SHORT EXERCISE:
Every line that contains the word "EtapT" should be copied out.

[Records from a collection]

* Start *

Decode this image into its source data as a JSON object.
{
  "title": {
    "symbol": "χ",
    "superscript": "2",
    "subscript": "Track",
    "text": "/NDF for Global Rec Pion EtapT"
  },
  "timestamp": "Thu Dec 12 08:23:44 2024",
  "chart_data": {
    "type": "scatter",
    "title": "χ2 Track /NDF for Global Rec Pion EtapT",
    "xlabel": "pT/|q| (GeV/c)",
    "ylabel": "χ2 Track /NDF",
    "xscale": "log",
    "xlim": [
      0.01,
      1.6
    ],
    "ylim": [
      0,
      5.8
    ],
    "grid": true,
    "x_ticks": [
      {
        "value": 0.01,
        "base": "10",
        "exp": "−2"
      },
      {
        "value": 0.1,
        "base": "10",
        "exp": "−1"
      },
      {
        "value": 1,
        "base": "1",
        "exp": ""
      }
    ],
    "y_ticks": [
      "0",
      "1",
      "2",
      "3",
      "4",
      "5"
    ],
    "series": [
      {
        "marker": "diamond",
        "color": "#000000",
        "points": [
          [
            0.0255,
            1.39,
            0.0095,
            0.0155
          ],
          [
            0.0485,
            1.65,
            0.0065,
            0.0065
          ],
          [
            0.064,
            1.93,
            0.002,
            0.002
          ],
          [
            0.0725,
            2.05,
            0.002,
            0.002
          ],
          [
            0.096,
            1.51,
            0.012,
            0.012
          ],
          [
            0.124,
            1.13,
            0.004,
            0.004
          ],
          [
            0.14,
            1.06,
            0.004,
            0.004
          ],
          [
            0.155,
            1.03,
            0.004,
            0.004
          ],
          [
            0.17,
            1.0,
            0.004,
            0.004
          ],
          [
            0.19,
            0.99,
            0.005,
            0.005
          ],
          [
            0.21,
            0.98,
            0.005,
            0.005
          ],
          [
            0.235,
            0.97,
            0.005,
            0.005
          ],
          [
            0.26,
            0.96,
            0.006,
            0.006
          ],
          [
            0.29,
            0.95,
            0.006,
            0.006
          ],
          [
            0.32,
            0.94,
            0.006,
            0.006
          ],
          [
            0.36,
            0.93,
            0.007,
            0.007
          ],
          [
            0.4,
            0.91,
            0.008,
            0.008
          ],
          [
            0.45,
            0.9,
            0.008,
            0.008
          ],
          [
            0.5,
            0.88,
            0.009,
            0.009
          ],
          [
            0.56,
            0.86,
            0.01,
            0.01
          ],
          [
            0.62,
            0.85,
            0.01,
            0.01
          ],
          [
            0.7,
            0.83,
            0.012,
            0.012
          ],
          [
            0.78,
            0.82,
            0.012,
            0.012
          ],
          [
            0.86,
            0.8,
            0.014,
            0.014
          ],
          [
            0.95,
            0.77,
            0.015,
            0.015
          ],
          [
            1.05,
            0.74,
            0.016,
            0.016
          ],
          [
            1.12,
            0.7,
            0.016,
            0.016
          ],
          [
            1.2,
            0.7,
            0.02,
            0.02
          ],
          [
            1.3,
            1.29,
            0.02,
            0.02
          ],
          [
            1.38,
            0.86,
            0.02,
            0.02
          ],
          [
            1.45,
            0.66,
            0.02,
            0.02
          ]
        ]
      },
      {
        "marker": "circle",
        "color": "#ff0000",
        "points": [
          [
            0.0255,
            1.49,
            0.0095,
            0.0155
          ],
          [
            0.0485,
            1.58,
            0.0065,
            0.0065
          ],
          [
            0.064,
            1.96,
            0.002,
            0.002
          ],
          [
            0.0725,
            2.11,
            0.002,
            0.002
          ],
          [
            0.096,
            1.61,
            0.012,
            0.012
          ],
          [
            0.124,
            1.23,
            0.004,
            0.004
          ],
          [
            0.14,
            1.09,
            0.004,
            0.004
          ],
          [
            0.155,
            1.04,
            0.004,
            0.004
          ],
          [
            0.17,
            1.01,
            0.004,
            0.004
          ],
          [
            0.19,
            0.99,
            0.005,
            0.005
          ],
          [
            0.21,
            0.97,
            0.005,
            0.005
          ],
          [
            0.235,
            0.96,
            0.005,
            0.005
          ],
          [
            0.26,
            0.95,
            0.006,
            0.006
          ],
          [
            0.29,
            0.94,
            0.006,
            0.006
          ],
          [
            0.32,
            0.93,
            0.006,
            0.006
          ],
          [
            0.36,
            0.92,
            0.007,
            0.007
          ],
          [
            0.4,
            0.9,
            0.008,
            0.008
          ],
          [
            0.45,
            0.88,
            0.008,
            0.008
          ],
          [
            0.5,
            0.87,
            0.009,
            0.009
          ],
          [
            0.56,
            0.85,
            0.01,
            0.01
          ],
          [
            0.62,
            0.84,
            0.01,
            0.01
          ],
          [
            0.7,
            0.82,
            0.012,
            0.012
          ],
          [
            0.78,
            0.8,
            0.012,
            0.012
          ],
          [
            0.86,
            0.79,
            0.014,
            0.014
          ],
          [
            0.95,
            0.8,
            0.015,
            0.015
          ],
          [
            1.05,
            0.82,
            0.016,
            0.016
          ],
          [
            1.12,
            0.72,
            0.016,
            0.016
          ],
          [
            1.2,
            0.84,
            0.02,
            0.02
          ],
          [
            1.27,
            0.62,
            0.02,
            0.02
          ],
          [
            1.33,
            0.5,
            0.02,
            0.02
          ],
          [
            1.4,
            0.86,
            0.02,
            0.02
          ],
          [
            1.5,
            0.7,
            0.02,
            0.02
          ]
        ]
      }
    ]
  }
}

* End *

ANSWER IN FULL:
    "text": "/NDF for Global Rec Pion EtapT"
    "title": "χ2 Track /NDF for Global Rec Pion EtapT",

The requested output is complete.